> _Problem_
Below are records to be output exactly, every one of them.

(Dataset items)
'''
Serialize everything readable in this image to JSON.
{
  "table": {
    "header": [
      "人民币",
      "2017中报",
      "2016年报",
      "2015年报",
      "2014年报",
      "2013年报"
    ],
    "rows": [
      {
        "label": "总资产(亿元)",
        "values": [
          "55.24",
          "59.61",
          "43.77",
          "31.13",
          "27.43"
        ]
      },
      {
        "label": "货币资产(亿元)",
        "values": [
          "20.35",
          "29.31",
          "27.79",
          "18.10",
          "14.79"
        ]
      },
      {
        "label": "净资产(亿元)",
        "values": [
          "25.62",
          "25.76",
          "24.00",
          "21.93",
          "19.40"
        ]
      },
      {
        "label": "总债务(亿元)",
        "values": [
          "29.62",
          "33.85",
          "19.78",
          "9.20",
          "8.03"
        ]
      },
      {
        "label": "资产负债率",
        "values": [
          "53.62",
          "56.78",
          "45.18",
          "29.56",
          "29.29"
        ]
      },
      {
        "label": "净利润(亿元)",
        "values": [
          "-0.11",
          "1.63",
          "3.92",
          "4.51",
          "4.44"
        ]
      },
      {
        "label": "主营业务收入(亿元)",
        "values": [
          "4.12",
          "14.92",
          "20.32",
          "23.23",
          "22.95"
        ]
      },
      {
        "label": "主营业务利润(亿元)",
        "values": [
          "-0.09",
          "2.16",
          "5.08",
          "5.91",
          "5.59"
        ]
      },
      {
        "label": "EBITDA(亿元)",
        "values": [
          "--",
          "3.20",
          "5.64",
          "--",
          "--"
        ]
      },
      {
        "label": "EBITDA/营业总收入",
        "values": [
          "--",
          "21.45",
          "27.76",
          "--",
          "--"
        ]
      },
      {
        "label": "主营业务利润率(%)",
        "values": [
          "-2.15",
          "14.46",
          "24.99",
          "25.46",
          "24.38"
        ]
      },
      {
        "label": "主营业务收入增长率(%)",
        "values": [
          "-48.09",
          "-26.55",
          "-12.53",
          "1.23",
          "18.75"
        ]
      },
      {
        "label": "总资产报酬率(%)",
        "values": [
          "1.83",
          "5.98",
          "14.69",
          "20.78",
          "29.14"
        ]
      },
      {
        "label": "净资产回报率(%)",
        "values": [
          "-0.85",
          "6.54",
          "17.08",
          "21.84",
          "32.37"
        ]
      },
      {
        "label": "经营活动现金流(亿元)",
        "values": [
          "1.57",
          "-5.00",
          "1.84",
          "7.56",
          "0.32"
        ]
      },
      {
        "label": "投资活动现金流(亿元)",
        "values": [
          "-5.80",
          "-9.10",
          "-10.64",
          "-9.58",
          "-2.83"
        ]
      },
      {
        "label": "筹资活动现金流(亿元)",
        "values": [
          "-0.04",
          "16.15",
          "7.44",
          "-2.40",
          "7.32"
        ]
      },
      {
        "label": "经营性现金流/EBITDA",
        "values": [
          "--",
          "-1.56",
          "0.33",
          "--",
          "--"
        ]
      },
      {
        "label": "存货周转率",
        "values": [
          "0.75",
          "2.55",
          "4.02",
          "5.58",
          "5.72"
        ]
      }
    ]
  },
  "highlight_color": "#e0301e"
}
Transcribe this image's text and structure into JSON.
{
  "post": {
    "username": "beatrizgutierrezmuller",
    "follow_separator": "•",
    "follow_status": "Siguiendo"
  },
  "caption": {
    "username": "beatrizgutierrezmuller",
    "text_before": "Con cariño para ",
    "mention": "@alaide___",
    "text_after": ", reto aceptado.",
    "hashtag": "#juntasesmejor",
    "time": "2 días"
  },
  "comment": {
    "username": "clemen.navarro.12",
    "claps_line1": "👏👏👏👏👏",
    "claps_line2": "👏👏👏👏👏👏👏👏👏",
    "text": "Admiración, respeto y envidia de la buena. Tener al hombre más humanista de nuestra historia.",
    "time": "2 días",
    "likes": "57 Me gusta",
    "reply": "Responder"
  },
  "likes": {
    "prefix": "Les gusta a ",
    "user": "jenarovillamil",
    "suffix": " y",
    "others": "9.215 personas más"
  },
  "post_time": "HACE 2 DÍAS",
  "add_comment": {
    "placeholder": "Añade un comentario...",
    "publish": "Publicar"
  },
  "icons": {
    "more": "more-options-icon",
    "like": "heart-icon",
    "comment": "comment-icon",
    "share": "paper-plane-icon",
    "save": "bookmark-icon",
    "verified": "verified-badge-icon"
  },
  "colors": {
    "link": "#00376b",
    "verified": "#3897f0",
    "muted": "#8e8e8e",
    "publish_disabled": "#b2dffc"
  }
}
'''
> _Exercise response_
Serialize everything readable in this image to JSON.
{
  "table": {
    "header": [
      "人民币",
      "2017中报",
      "2016年报",
      "2015年报",
      "2014年报",
      "2013年报"
    ],
    "rows": [
      {
        "label": "总资产(亿元)",
        "values": [
          "55.24",
          "59.61",
          "43.77",
          "31.13",
          "27.43"
        ]
      },
      {
        "label": "货币资产(亿元)",
        "values": [
          "20.35",
          "29.31",
          "27.79",
          "18.10",
          "14.79"
        ]
      },
      {
        "label": "净资产(亿元)",
        "values": [
          "25.62",
          "25.76",
          "24.00",
          "21.93",
          "19.40"
        ]
      },
      {
        "label": "总债务(亿元)",
        "values": [
          "29.62",
          "33.85",
          "19.78",
          "9.20",
          "8.03"
        ]
      },
      {
        "label": "资产负债率",
        "values": [
          "53.62",
          "56.78",
          "45.18",
          "29.56",
          "29.29"
        ]
      },
      {
        "label": "净利润(亿元)",
        "values": [
          "-0.11",
          "1.63",
          "3.92",
          "4.51",
          "4.44"
        ]
      },
      {
        "label": "主营业务收入(亿元)",
        "values": [
          "4.12",
          "14.92",
          "20.32",
          "23.23",
          "22.95"
        ]
      },
      {
        "label": "主营业务利润(亿元)",
        "values": [
          "-0.09",
          "2.16",
          "5.08",
          "5.91",
          "5.59"
        ]
      },
      {
        "label": "EBITDA(亿元)",
        "values": [
          "--",
          "3.20",
          "5.64",
          "--",
          "--"
        ]
      },
      {
        "label": "EBITDA/营业总收入",
        "values": [
          "--",
          "21.45",
          "27.76",
          "--",
          "--"
        ]
      },
      {
        "label": "主营业务利润率(%)",
        "values": [
          "-2.15",
          "14.46",
          "24.99",
          "25.46",
          "24.38"
        ]
      },
      {
        "label": "主营业务收入增长率(%)",
        "values": [
          "-48.09",
          "-26.55",
          "-12.53",
          "1.23",
          "18.75"
        ]
      },
      {
        "label": "总资产报酬率(%)",
        "values": [
          "1.83",
          "5.98",
          "14.69",
          "20.78",
          "29.14"
        ]
      },
      {
        "label": "净资产回报率(%)",
        "values": [
          "-0.85",
          "6.54",
          "17.08",
          "21.84",
          "32.37"
        ]
      },
      {
        "label": "经营活动现金流(亿元)",
        "values": [
          "1.57",
          "-5.00",
          "1.84",
          "7.56",
          "0.32"
        ]
      },
      {
        "label": "投资活动现金流(亿元)",
        "values": [
          "-5.80",
          "-9.10",
          "-10.64",
          "-9.58",
          "-2.83"
        ]
      },
      {
        "label": "筹资活动现金流(亿元)",
        "values": [
          "-0.04",
          "16.15",
          "7.44",
          "-2.40",
          "7.32"
        ]
      },
      {
        "label": "经营性现金流/EBITDA",
        "values": [
          "--",
          "-1.56",
          "0.33",
          "--",
          "--"
        ]
      },
      {
        "label": "存货周转率",
        "values": [
          "0.75",
          "2.55",
          "4.02",
          "5.58",
          "5.72"
        ]
      }
    ]
  },
  "highlight_color": "#e0301e"
}
Transcribe this image's text and structure into JSON.
{
  "post": {
    "username": "beatrizgutierrezmuller",
    "follow_separator": "•",
    "follow_status": "Siguiendo"
  },
  "caption": {
    "username": "beatrizgutierrezmuller",
    "text_before": "Con cariño para ",
    "mention": "@alaide___",
    "text_after": ", reto aceptado.",
    "hashtag": "#juntasesmejor",
    "time": "2 días"
  },
  "comment": {
    "username": "clemen.navarro.12",
    "claps_line1": "👏👏👏👏👏",
    "claps_line2": "👏👏👏👏👏👏👏👏👏",
    "text": "Admiración, respeto y envidia de la buena. Tener al hombre más humanista de nuestra historia.",
    "time": "2 días",
    "likes": "57 Me gusta",
    "reply": "Responder"
  },
  "likes": {
    "prefix": "Les gusta a ",
    "user": "jenarovillamil",
    "suffix": " y",
    "others": "9.215 personas más"
  },
  "post_time": "HACE 2 DÍAS",
  "add_comment": {
    "placeholder": "Añade un comentario...",
    "publish": "Publicar"
  },
  "icons": {
    "more": "more-options-icon",
    "like": "heart-icon",
    "comment": "comment-icon",
    "share": "paper-plane-icon",
    "save": "bookmark-icon",
    "verified": "verified-badge-icon"
  },
  "colors": {
    "link": "#00376b",
    "verified": "#3897f0",
    "muted": "#8e8e8e",
    "publish_disabled": "#b2dffc"
  }
}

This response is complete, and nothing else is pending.